**EXERCISE DIRECTIONS**: Can you format every line of the records below as a JSON list of strings, with one string per line and blank lines left out?

**EXTRACTED DATA**:
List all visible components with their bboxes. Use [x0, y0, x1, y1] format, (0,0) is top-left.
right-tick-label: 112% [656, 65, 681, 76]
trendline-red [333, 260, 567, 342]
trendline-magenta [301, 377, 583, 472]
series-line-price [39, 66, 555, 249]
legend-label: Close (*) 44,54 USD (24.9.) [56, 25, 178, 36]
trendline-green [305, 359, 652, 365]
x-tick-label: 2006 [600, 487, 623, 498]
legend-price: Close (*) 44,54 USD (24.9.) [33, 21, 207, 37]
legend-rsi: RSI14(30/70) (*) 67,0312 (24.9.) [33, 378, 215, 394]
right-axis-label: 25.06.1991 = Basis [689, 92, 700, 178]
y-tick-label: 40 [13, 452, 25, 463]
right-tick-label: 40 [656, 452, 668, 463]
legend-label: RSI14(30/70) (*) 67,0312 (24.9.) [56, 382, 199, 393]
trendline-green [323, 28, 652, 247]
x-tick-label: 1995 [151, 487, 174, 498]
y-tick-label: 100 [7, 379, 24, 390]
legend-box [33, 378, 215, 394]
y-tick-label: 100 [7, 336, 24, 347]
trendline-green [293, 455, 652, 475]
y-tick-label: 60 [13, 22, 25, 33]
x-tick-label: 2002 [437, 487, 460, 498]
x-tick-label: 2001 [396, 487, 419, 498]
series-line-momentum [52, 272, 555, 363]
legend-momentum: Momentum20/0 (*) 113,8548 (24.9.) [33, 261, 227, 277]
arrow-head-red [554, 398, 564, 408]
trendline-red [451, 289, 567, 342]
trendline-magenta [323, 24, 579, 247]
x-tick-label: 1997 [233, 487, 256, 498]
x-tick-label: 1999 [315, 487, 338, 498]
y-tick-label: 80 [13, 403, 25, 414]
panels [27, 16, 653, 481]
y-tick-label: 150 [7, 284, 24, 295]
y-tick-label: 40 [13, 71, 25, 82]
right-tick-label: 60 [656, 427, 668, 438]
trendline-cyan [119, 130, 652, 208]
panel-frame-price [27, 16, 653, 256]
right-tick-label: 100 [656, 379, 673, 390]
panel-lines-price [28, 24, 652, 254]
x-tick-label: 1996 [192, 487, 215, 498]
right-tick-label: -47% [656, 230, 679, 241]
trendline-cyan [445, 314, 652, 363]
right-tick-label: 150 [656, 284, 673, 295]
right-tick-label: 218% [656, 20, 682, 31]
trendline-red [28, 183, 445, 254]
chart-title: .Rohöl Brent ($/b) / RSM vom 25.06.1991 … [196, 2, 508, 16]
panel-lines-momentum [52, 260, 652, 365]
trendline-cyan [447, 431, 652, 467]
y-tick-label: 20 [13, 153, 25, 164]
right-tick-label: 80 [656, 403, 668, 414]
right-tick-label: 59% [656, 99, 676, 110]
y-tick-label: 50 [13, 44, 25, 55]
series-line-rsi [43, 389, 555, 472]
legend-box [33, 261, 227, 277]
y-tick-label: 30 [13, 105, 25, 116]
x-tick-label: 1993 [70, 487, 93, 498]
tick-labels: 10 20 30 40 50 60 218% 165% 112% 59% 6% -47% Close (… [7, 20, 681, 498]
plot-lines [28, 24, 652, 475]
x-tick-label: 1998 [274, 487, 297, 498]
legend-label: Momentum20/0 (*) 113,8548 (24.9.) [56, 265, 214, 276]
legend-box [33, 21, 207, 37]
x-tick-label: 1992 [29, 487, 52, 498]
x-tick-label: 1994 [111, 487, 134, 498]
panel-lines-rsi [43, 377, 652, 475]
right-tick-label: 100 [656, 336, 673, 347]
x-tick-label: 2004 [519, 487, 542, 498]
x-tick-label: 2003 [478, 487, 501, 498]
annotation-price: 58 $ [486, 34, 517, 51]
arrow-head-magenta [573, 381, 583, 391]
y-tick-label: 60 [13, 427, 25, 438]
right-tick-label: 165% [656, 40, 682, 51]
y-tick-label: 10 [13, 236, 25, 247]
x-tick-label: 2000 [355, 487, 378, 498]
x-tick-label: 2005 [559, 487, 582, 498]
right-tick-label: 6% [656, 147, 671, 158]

**WRITTEN ANSWER**:
[
  "List all visible components with their bboxes. Use [x0, y0, x1, y1] format, (0,0) is top-left.",
  "right-tick-label: 112% [656, 65, 681, 76]",
  "trendline-red [333, 260, 567, 342]",
  "trendline-magenta [301, 377, 583, 472]",
  "series-line-price [39, 66, 555, 249]",
  "legend-label: Close (*) 44,54 USD (24.9.) [56, 25, 178, 36]",
  "trendline-green [305, 359, 652, 365]",
  "x-tick-label: 2006 [600, 487, 623, 498]",
  "legend-price: Close (*) 44,54 USD (24.9.) [33, 21, 207, 37]",
  "legend-rsi: RSI14(30/70) (*) 67,0312 (24.9.) [33, 378, 215, 394]",
  "right-axis-label: 25.06.1991 = Basis [689, 92, 700, 178]",
  "y-tick-label: 40 [13, 452, 25, 463]",
  "right-tick-label: 40 [656, 452, 668, 463]",
  "legend-label: RSI14(30/70) (*) 67,0312 (24.9.) [56, 382, 199, 393]",
  "trendline-green [323, 28, 652, 247]",
  "x-tick-label: 1995 [151, 487, 174, 498]",
  "y-tick-label: 100 [7, 379, 24, 390]",
  "legend-box [33, 378, 215, 394]",
  "y-tick-label: 100 [7, 336, 24, 347]",
  "trendline-green [293, 455, 652, 475]",
  "y-tick-label: 60 [13, 22, 25, 33]",
  "x-tick-label: 2002 [437, 487, 460, 498]",
  "x-tick-label: 2001 [396, 487, 419, 498]",
  "series-line-momentum [52, 272, 555, 363]",
  "legend-momentum: Momentum20/0 (*) 113,8548 (24.9.) [33, 261, 227, 277]",
  "arrow-head-red [554, 398, 564, 408]",
  "trendline-red [451, 289, 567, 342]",
  "trendline-magenta [323, 24, 579, 247]",
  "x-tick-label: 1997 [233, 487, 256, 498]",
  "x-tick-label: 1999 [315, 487, 338, 498]",
  "y-tick-label: 80 [13, 403, 25, 414]",
  "panels [27, 16, 653, 481]",
  "y-tick-label: 150 [7, 284, 24, 295]",
  "y-tick-label: 40 [13, 71, 25, 82]",
  "right-tick-label: 60 [656, 427, 668, 438]",
  "trendline-cyan [119, 130, 652, 208]",
  "panel-frame-price [27, 16, 653, 256]",
  "right-tick-label: 100 [656, 379, 673, 390]",
  "panel-lines-price [28, 24, 652, 254]",
  "x-tick-label: 1996 [192, 487, 215, 498]",
  "right-tick-label: -47% [656, 230, 679, 241]",
  "trendline-cyan [445, 314, 652, 363]",
  "right-tick-label: 150 [656, 284, 673, 295]",
  "right-tick-label: 218% [656, 20, 682, 31]",
  "trendline-red [28, 183, 445, 254]",
  "chart-title: .Rohöl Brent ($/b) / RSM vom 25.06.1991 … [196, 2, 508, 16]",
  "panel-lines-momentum [52, 260, 652, 365]",
  "trendline-cyan [447, 431, 652, 467]",
  "y-tick-label: 20 [13, 153, 25, 164]",
  "right-tick-label: 80 [656, 403, 668, 414]",
  "right-tick-label: 59% [656, 99, 676, 110]",
  "y-tick-label: 50 [13, 44, 25, 55]",
  "series-line-rsi [43, 389, 555, 472]",
  "legend-box [33, 261, 227, 277]",
  "y-tick-label: 30 [13, 105, 25, 116]",
  "x-tick-label: 1993 [70, 487, 93, 498]",
  "tick-labels: 10 20 30 40 50 60 218% 165% 112% 59% 6% -47% Close (… [7, 20, 681, 498]",
  "plot-lines [28, 24, 652, 475]",
  "x-tick-label: 1998 [274, 487, 297, 498]",
  "legend-label: Momentum20/0 (*) 113,8548 (24.9.) [56, 265, 214, 276]",
  "legend-box [33, 21, 207, 37]",
  "x-tick-label: 1992 [29, 487, 52, 498]",
  "x-tick-label: 1994 [111, 487, 134, 498]",
  "panel-lines-rsi [43, 377, 652, 475]",
  "right-tick-label: 100 [656, 336, 673, 347]",
  "x-tick-label: 2004 [519, 487, 542, 498]",
  "x-tick-label: 2003 [478, 487, 501, 498]",
  "annotation-price: 58 $ [486, 34, 517, 51]",
  "arrow-head-magenta [573, 381, 583, 391]",
  "y-tick-label: 60 [13, 427, 25, 438]",
  "right-tick-label: 165% [656, 40, 682, 51]",
  "y-tick-label: 10 [13, 236, 25, 247]",
  "x-tick-label: 2000 [355, 487, 378, 498]",
  "x-tick-label: 2005 [559, 487, 582, 498]",
  "right-tick-label: 6% [656, 147, 671, 158]"
]